EXERCISE REQUIREMENTS
Check each line of the entries below for the string "جابر"; copy every line where it appears.

Stored items from a collection
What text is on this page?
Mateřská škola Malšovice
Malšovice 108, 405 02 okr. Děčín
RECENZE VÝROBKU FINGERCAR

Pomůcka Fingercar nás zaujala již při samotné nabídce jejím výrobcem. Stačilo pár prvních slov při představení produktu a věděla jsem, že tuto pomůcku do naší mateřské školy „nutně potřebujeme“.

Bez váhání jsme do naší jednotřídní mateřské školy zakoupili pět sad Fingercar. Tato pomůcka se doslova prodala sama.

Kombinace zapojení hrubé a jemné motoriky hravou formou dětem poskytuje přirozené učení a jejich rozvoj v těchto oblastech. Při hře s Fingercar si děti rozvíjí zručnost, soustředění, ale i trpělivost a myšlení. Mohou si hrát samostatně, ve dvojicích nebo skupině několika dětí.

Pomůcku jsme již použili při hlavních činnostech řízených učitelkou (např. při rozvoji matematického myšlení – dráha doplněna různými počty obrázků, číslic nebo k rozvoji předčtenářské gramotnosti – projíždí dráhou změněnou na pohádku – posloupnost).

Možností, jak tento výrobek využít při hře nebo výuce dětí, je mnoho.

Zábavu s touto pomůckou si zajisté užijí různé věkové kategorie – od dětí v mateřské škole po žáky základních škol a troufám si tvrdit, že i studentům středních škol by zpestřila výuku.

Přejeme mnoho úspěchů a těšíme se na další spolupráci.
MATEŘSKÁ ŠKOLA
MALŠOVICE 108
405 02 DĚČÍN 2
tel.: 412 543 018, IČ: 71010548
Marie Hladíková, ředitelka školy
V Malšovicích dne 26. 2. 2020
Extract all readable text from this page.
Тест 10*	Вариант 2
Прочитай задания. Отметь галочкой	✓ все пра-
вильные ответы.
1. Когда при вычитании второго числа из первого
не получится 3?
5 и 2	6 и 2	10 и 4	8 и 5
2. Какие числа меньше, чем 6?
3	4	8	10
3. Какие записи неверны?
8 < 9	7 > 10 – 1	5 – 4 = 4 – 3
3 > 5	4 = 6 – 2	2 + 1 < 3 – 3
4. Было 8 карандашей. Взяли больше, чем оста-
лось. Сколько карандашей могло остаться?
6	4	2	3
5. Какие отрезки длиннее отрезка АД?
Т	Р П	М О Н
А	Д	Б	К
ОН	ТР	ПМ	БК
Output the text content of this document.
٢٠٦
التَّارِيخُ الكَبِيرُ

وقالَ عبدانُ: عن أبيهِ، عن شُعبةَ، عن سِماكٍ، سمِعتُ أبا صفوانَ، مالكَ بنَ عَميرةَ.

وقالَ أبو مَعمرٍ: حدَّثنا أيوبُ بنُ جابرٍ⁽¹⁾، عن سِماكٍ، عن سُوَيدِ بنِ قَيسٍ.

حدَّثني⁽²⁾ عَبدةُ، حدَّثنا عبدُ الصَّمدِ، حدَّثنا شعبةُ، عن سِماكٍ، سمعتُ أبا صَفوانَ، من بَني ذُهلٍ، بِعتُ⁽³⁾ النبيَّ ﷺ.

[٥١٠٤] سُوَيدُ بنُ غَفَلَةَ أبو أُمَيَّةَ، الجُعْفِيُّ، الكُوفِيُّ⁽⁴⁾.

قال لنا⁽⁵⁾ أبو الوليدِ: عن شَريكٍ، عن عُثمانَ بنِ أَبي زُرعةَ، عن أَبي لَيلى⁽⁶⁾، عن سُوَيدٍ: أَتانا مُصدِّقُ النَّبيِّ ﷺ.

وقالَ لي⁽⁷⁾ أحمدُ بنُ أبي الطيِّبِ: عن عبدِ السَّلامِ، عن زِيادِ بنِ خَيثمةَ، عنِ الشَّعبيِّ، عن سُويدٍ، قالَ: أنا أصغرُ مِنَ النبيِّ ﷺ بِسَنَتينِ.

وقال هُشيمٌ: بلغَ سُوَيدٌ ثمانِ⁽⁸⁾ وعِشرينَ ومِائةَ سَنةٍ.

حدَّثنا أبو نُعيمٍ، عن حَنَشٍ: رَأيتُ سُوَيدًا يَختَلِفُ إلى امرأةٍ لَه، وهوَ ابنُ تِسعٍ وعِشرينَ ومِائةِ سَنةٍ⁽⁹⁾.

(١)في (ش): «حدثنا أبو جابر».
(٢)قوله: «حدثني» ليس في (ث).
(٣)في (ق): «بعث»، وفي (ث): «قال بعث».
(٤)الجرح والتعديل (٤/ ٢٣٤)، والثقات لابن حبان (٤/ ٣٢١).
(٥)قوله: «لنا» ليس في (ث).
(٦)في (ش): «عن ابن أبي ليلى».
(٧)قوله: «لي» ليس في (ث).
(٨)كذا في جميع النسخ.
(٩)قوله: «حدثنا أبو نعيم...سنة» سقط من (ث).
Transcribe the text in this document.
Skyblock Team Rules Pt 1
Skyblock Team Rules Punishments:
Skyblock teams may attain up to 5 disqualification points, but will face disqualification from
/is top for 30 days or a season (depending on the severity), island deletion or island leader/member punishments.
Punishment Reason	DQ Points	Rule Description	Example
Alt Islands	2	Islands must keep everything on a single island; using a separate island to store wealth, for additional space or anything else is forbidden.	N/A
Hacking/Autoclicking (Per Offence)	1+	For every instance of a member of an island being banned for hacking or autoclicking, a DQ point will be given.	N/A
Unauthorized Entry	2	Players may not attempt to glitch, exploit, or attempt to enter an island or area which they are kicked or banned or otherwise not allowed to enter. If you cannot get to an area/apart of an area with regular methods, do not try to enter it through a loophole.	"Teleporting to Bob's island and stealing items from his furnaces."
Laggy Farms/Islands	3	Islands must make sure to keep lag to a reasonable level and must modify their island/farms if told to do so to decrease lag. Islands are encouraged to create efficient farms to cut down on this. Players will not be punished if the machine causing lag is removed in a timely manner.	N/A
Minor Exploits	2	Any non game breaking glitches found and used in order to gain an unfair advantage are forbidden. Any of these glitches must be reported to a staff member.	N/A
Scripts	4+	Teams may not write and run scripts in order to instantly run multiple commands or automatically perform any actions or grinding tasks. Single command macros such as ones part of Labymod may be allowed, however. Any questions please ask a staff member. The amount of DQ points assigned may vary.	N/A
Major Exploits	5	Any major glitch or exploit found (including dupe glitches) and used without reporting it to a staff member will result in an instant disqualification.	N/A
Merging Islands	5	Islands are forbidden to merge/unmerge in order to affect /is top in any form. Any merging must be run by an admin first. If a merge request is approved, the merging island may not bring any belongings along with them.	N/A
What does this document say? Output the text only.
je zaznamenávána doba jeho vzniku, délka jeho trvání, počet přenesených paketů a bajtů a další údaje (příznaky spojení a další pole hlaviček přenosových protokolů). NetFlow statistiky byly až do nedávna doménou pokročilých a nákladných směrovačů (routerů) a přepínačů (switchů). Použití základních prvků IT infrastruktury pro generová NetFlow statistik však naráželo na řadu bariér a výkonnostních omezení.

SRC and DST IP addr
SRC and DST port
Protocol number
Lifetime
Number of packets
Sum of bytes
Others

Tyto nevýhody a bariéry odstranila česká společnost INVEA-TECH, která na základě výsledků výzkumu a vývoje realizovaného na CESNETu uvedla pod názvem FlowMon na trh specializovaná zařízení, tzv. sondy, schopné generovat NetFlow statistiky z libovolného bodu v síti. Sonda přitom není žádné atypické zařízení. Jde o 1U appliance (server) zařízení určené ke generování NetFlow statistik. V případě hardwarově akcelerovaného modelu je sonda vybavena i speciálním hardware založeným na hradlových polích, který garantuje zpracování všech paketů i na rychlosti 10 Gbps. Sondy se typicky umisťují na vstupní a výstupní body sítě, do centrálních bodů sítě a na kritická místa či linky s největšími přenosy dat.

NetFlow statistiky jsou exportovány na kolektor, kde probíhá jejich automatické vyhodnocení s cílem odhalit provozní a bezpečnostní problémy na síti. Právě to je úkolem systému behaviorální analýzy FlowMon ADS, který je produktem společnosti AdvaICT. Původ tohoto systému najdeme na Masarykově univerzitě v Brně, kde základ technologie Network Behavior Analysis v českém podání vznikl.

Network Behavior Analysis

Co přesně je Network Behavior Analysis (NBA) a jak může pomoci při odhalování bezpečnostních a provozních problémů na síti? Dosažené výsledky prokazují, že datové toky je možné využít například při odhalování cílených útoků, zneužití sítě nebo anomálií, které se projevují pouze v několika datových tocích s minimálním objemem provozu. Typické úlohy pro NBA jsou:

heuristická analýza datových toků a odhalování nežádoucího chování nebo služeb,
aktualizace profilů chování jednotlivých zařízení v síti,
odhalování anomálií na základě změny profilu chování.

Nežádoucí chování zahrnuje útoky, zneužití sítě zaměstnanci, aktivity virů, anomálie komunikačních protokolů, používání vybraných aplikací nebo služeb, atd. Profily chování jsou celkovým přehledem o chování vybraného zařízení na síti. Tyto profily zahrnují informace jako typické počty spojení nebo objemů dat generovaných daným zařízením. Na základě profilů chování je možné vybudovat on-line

ANSWER FOR THIS EXERCISE
وقالَ أبو مَعمرٍ: حدَّثنا أيوبُ بنُ جابرٍ⁽¹⁾، عن سِماكٍ، عن سُوَيدِ بنِ قَيسٍ.
(١)في (ش): «حدثنا أبو جابر».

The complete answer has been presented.